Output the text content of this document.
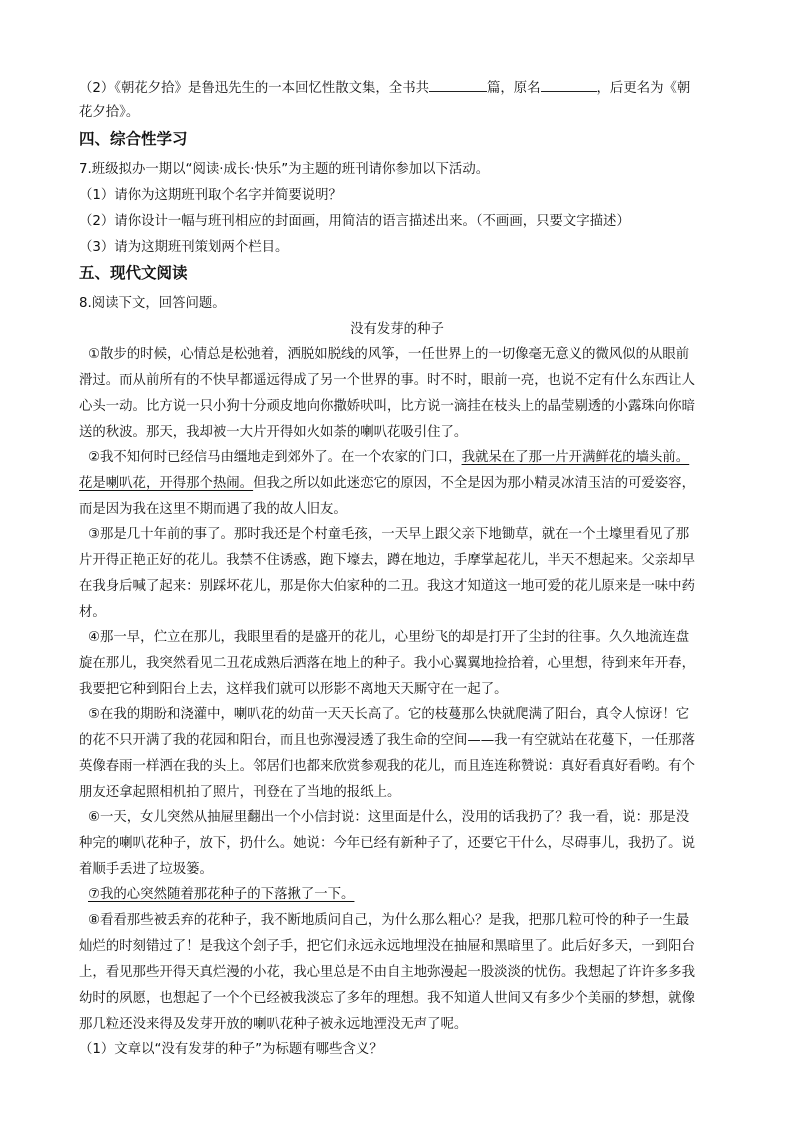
（2）《朝花夕拾》是鲁迅先生的一本回忆性散文集，全书共	篇，原名	，后更名为《朝
花夕拾》。
四、综合性学习
7.班级拟办一期以“阅读·成长·快乐”为主题的班刊请你参加以下活动。
（1）请你为这期班刊取个名字并简要说明？
（2）请你设计一幅与班刊相应的封面画，用简洁的语言描述出来。（不画画，只要文字描述）
（3）请为这期班刊策划两个栏目。
五、现代文阅读
8.阅读下文，回答问题。
没有发芽的种子
①散步的时候，心情总是松弛着，洒脱如脱线的风筝，一任世界上的一切像毫无意义的微风似的从眼前
滑过。而从前所有的不快早都遥远得成了另一个世界的事。时不时，眼前一亮，也说不定有什么东西让人
心头一动。比方说一只小狗十分顽皮地向你撒娇吠叫，比方说一滴挂在枝头上的晶莹剔透的小露珠向你暗
送的秋波。那天，我却被一大片开得如火如荼的喇叭花吸引住了。
②我不知何时已经信马由缰地走到郊外了。在一个农家的门口，我就呆在了那一片开满鲜花的墙头前。
花是喇叭花，开得那个热闹。但我之所以如此迷恋它的原因，不全是因为那小精灵冰清玉洁的可爱姿容，
而是因为我在这里不期而遇了我的故人旧友。
③那是几十年前的事了。那时我还是个村童毛孩，一天早上跟父亲下地锄草，就在一个土壕里看见了那
片开得正艳正好的花儿。我禁不住诱惑，跑下壕去，蹲在地边，手摩掌起花儿，半天不想起来。父亲却早
在我身后喊了起来：别踩坏花儿，那是你大伯家种的二丑。我这才知道这一地可爱的花儿原来是一味中药
材。
④那一早，伫立在那儿，我眼里看的是盛开的花儿，心里纷飞的却是打开了尘封的往事。久久地流连盘
旋在那儿，我突然看见二丑花成熟后洒落在地上的种子。我小心翼翼地捡拾着，心里想，待到来年开春，
我要把它种到阳台上去，这样我们就可以形影不离地天天厮守在一起了。
⑤在我的期盼和浇灌中，喇叭花的幼苗一天天长高了。它的枝蔓那么快就爬满了阳台，真令人惊讶！它
的花不只开满了我的花园和阳台，而且也弥漫浸透了我生命的空间——我一有空就站在花蔓下，一任那落
英像春雨一样洒在我的头上。邻居们也都来欣赏参观我的花儿，而且连连称赞说：真好看真好看哟。有个
朋友还拿起照相机拍了照片，刊登在了当地的报纸上。
⑥一天，女儿突然从抽屉里翻出一个小信封说：这里面是什么，没用的话我扔了？我一看，说：那是没
种完的喇叭花种子，放下，扔什么。她说：今年已经有新种子了，还要它干什么，尽碍事儿，我扔了。说
着顺手丢进了垃圾篓。
⑦我的心突然随着那花种子的下落揪了一下。
⑧看看那些被丢弃的花种子，我不断地质问自己，为什么那么粗心？是我，把那几粒可怜的种子一生最
灿烂的时刻错过了！是我这个刽子手，把它们永远永远地埋没在抽屉和黑暗里了。此后好多天，一到阳台
上，看见那些开得天真烂漫的小花，我心里总是不由自主地弥漫起一股淡淡的忧伤。我想起了许许多多我
幼时的夙愿，也想起了一个个已经被我淡忘了多年的理想。我不知道人世间又有多少个美丽的梦想，就像
那几粒还没来得及发芽开放的喇叭花种子被永远地湮没无声了呢。
（1）文章以“没有发芽的种子”为标题有哪些含义？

- - -

> _Directions for this task_: Every line of the data above should be quoted exactly. Omit the pictures.

> _Task answer_:
Output the text content of this document.
（2）《朝花夕拾》是鲁迅先生的一本回忆性散文集，全书共	篇，原名	，后更名为《朝
花夕拾》。
四、综合性学习
7.班级拟办一期以“阅读·成长·快乐”为主题的班刊请你参加以下活动。
（1）请你为这期班刊取个名字并简要说明？
（2）请你设计一幅与班刊相应的封面画，用简洁的语言描述出来。（不画画，只要文字描述）
（3）请为这期班刊策划两个栏目。
五、现代文阅读
8.阅读下文，回答问题。
没有发芽的种子
①散步的时候，心情总是松弛着，洒脱如脱线的风筝，一任世界上的一切像毫无意义的微风似的从眼前
滑过。而从前所有的不快早都遥远得成了另一个世界的事。时不时，眼前一亮，也说不定有什么东西让人
心头一动。比方说一只小狗十分顽皮地向你撒娇吠叫，比方说一滴挂在枝头上的晶莹剔透的小露珠向你暗
送的秋波。那天，我却被一大片开得如火如荼的喇叭花吸引住了。
②我不知何时已经信马由缰地走到郊外了。在一个农家的门口，我就呆在了那一片开满鲜花的墙头前。
花是喇叭花，开得那个热闹。但我之所以如此迷恋它的原因，不全是因为那小精灵冰清玉洁的可爱姿容，
而是因为我在这里不期而遇了我的故人旧友。
③那是几十年前的事了。那时我还是个村童毛孩，一天早上跟父亲下地锄草，就在一个土壕里看见了那
片开得正艳正好的花儿。我禁不住诱惑，跑下壕去，蹲在地边，手摩掌起花儿，半天不想起来。父亲却早
在我身后喊了起来：别踩坏花儿，那是你大伯家种的二丑。我这才知道这一地可爱的花儿原来是一味中药
材。
④那一早，伫立在那儿，我眼里看的是盛开的花儿，心里纷飞的却是打开了尘封的往事。久久地流连盘
旋在那儿，我突然看见二丑花成熟后洒落在地上的种子。我小心翼翼地捡拾着，心里想，待到来年开春，
我要把它种到阳台上去，这样我们就可以形影不离地天天厮守在一起了。
⑤在我的期盼和浇灌中，喇叭花的幼苗一天天长高了。它的枝蔓那么快就爬满了阳台，真令人惊讶！它
的花不只开满了我的花园和阳台，而且也弥漫浸透了我生命的空间——我一有空就站在花蔓下，一任那落
英像春雨一样洒在我的头上。邻居们也都来欣赏参观我的花儿，而且连连称赞说：真好看真好看哟。有个
朋友还拿起照相机拍了照片，刊登在了当地的报纸上。
⑥一天，女儿突然从抽屉里翻出一个小信封说：这里面是什么，没用的话我扔了？我一看，说：那是没
种完的喇叭花种子，放下，扔什么。她说：今年已经有新种子了，还要它干什么，尽碍事儿，我扔了。说
着顺手丢进了垃圾篓。
⑦我的心突然随着那花种子的下落揪了一下。
⑧看看那些被丢弃的花种子，我不断地质问自己，为什么那么粗心？是我，把那几粒可怜的种子一生最
灿烂的时刻错过了！是我这个刽子手，把它们永远永远地埋没在抽屉和黑暗里了。此后好多天，一到阳台
上，看见那些开得天真烂漫的小花，我心里总是不由自主地弥漫起一股淡淡的忧伤。我想起了许许多多我
幼时的夙愿，也想起了一个个已经被我淡忘了多年的理想。我不知道人世间又有多少个美丽的梦想，就像
那几粒还没来得及发芽开放的喇叭花种子被永远地湮没无声了呢。
（1）文章以“没有发芽的种子”为标题有哪些含义？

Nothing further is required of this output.